Supplied material ->
- - - -
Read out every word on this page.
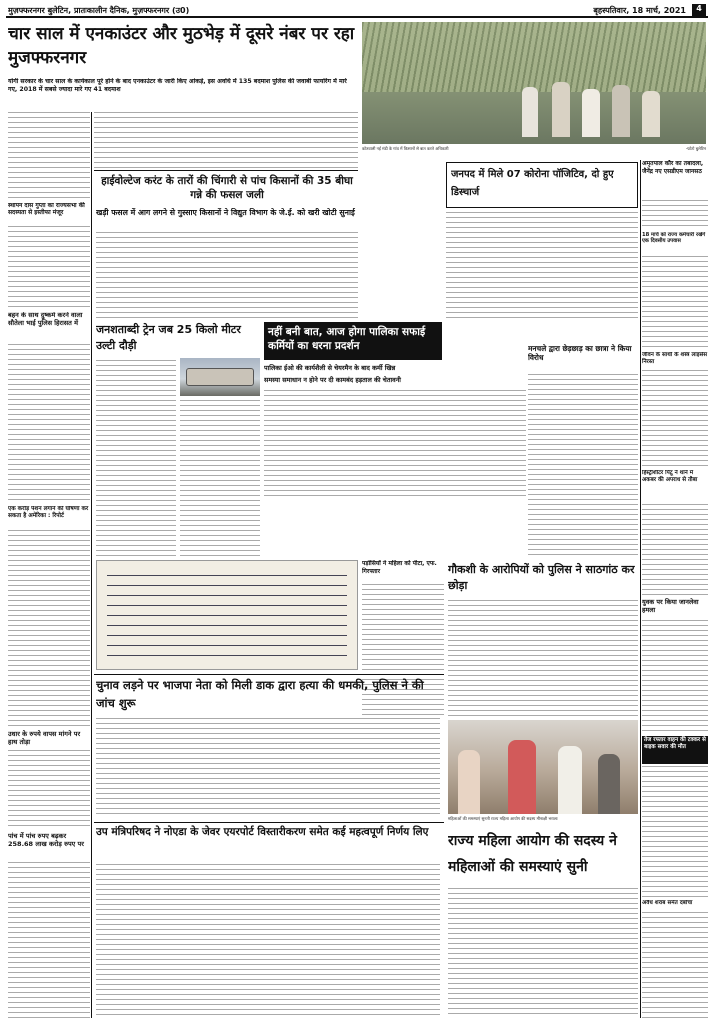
मुज़फ्फरनगर बुलेटिन, प्रातःकालीन दैनिक, मुज़फ्फरनगर (उ0)	बृहस्पतिवार, 18 मार्च, 2021	4
चार साल में एनकाउंटर और मुठभेड़ में दूसरे नंबर पर रहा मुजफ्फरनगर
योगी सरकार के चार साल के कार्यकाल पूरे होने के बाद एनकाउंटर के जारी किए आंकड़े, इस अवधि में 135 बदमाश पुलिस की जवाबी फायरिंग में मारे गए, 2018 में सबसे ज्यादा मारे गए 41 बदमाश
कोतवाली नई मंडी के गांव में किसानों से बात करते अधिकारी	-फोटो बुलेटिन
स्थापन दास गुप्ता का राज्यसभा की सदस्यता से इस्तीफा मंजूर
बहन के साथ दुष्कर्म करने वाला सौतेला भाई पुलिस हिरासत में
एक करोड़ पेंशन लगाने की घोषणा कर सकता है अमेरिका : रिपोर्ट
उधार के रुपये वापस मांगने पर हाथ तोड़ा
पांच में पांच रुपए बढ़कर 258.68 लाख करोड़ रुपए पर
हाईवोल्टेज करंट के तारों की चिंगारी से पांच किसानों की 35 बीघा गन्ने की फसल जली
खड़ी फसल में आग लगने से गुस्साए किसानों ने विद्युत विभाग के जे.ई. को खरी खोटी सुनाई
जनशताब्दी ट्रेन जब 25 किलो मीटर उल्टी दौड़ी
नहीं बनी बात, आज होगा पालिका सफाई कर्मियों का धरना प्रदर्शन
पालिका ईओ की कार्यशैली से चेयरमैन के बाद कर्मी खिन्न
समस्या समाधान न होने पर दी कामबंद हड़ताल की चेतावनी
जनपद में मिले 07 कोरोना पॉजिटिव, दो हुए डिस्चार्ज
मनचले द्वारा छेड़छाड़ का छात्रा ने किया विरोध
पड़ोसियों ने महिला को पीटा, एफ. गिरफ्तार	गौकशी के आरोपियों को पुलिस ने साठगांठ कर छोड़ा
अमृतपाल कौर का तबादला, जैनेंद्र नए एसडीएम जानसठ
18 मार्च को राज्य कर्मचारी रखेंगे एक दिवसीय उपवास
जीवन के साथी के शस्त्र लाइसेंस निरस्त
हिस्ट्रीशीटर पिंटू ने थाने में अकबर की अपराध से तौबा
युवक पर किया जानलेवा हमला
तेज रफ्तार वाहन की टक्कर से बाइक सवार की मौत
अवैध शराब समेत दबोचा
चुनाव लड़ने पर भाजपा नेता को मिली डाक द्वारा हत्या की धमकी, पुलिस ने की जांच शुरू
महिलाओं की समस्याएं सुनती राज्य महिला आयोग की सदस्य मीनाक्षी भराला
उप मंत्रिपरिषद ने नोएडा के जेवर एयरपोर्ट विस्तारीकरण समेत कई महत्वपूर्ण निर्णय लिए
राज्य महिला आयोग की सदस्य ने महिलाओं की समस्याएं सुनी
- - - -
Directive ->
Leave out the pictures and copy the rest of the material above exactly.

Task output ->
Read out every word on this page.
मुज़फ्फरनगर बुलेटिन, प्रातःकालीन दैनिक, मुज़फ्फरनगर (उ0)	बृहस्पतिवार, 18 मार्च, 2021	4
चार साल में एनकाउंटर और मुठभेड़ में दूसरे नंबर पर रहा मुजफ्फरनगर
योगी सरकार के चार साल के कार्यकाल पूरे होने के बाद एनकाउंटर के जारी किए आंकड़े, इस अवधि में 135 बदमाश पुलिस की जवाबी फायरिंग में मारे गए, 2018 में सबसे ज्यादा मारे गए 41 बदमाश
कोतवाली नई मंडी के गांव में किसानों से बात करते अधिकारी	-फोटो बुलेटिन
स्थापन दास गुप्ता का राज्यसभा की सदस्यता से इस्तीफा मंजूर
बहन के साथ दुष्कर्म करने वाला सौतेला भाई पुलिस हिरासत में
एक करोड़ पेंशन लगाने की घोषणा कर सकता है अमेरिका : रिपोर्ट
उधार के रुपये वापस मांगने पर हाथ तोड़ा
पांच में पांच रुपए बढ़कर 258.68 लाख करोड़ रुपए पर
हाईवोल्टेज करंट के तारों की चिंगारी से पांच किसानों की 35 बीघा गन्ने की फसल जली
खड़ी फसल में आग लगने से गुस्साए किसानों ने विद्युत विभाग के जे.ई. को खरी खोटी सुनाई
जनशताब्दी ट्रेन जब 25 किलो मीटर उल्टी दौड़ी
नहीं बनी बात, आज होगा पालिका सफाई कर्मियों का धरना प्रदर्शन
पालिका ईओ की कार्यशैली से चेयरमैन के बाद कर्मी खिन्न
समस्या समाधान न होने पर दी कामबंद हड़ताल की चेतावनी
जनपद में मिले 07 कोरोना पॉजिटिव, दो हुए डिस्चार्ज
मनचले द्वारा छेड़छाड़ का छात्रा ने किया विरोध
पड़ोसियों ने महिला को पीटा, एफ. गिरफ्तार	गौकशी के आरोपियों को पुलिस ने साठगांठ कर छोड़ा
अमृतपाल कौर का तबादला, जैनेंद्र नए एसडीएम जानसठ
18 मार्च को राज्य कर्मचारी रखेंगे एक दिवसीय उपवास
जीवन के साथी के शस्त्र लाइसेंस निरस्त
हिस्ट्रीशीटर पिंटू ने थाने में अकबर की अपराध से तौबा
युवक पर किया जानलेवा हमला
तेज रफ्तार वाहन की टक्कर से बाइक सवार की मौत
अवैध शराब समेत दबोचा
चुनाव लड़ने पर भाजपा नेता को मिली डाक द्वारा हत्या की धमकी, पुलिस ने की जांच शुरू
महिलाओं की समस्याएं सुनती राज्य महिला आयोग की सदस्य मीनाक्षी भराला
उप मंत्रिपरिषद ने नोएडा के जेवर एयरपोर्ट विस्तारीकरण समेत कई महत्वपूर्ण निर्णय लिए
राज्य महिला आयोग की सदस्य ने महिलाओं की समस्याएं सुनी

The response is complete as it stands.